Problem to solve: Transcribe the material below exactly as it appears.

Records for processing:
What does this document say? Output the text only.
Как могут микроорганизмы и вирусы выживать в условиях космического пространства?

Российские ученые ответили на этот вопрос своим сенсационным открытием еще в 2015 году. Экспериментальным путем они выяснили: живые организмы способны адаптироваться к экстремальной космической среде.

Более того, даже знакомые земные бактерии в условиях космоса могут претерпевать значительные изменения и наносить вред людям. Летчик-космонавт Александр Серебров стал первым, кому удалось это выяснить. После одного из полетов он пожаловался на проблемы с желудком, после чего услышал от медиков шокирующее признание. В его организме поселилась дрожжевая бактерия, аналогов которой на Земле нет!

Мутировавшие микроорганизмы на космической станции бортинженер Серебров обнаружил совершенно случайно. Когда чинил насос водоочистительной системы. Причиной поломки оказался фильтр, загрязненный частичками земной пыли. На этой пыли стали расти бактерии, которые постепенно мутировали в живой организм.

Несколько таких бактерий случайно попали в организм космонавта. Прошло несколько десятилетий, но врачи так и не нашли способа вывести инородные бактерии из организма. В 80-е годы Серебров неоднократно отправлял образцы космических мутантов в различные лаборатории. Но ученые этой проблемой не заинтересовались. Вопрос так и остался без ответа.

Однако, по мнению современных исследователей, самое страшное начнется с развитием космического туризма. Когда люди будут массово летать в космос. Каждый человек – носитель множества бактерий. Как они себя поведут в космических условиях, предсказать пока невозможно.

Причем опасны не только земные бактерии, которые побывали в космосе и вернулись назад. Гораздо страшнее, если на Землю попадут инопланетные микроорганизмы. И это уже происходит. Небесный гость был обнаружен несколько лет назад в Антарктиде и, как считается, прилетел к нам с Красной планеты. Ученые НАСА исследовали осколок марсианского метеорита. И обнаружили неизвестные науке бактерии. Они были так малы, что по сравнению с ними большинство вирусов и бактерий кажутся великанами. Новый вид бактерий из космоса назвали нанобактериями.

Solution:
What does this document say? Output the text only.
Как могут микроорганизмы и вирусы выживать в условиях космического пространства?

Российские ученые ответили на этот вопрос своим сенсационным открытием еще в 2015 году. Экспериментальным путем они выяснили: живые организмы способны адаптироваться к экстремальной космической среде.

Более того, даже знакомые земные бактерии в условиях космоса могут претерпевать значительные изменения и наносить вред людям. Летчик-космонавт Александр Серебров стал первым, кому удалось это выяснить. После одного из полетов он пожаловался на проблемы с желудком, после чего услышал от медиков шокирующее признание. В его организме поселилась дрожжевая бактерия, аналогов которой на Земле нет!

Мутировавшие микроорганизмы на космической станции бортинженер Серебров обнаружил совершенно случайно. Когда чинил насос водоочистительной системы. Причиной поломки оказался фильтр, загрязненный частичками земной пыли. На этой пыли стали расти бактерии, которые постепенно мутировали в живой организм.

Несколько таких бактерий случайно попали в организм космонавта. Прошло несколько десятилетий, но врачи так и не нашли способа вывести инородные бактерии из организма. В 80-е годы Серебров неоднократно отправлял образцы космических мутантов в различные лаборатории. Но ученые этой проблемой не заинтересовались. Вопрос так и остался без ответа.

Однако, по мнению современных исследователей, самое страшное начнется с развитием космического туризма. Когда люди будут массово летать в космос. Каждый человек – носитель множества бактерий. Как они себя поведут в космических условиях, предсказать пока невозможно.

Причем опасны не только земные бактерии, которые побывали в космосе и вернулись назад. Гораздо страшнее, если на Землю попадут инопланетные микроорганизмы. И это уже происходит. Небесный гость был обнаружен несколько лет назад в Антарктиде и, как считается, прилетел к нам с Красной планеты. Ученые НАСА исследовали осколок марсианского метеорита. И обнаружили неизвестные науке бактерии. Они были так малы, что по сравнению с ними большинство вирусов и бактерий кажутся великанами. Новый вид бактерий из космоса назвали нанобактериями.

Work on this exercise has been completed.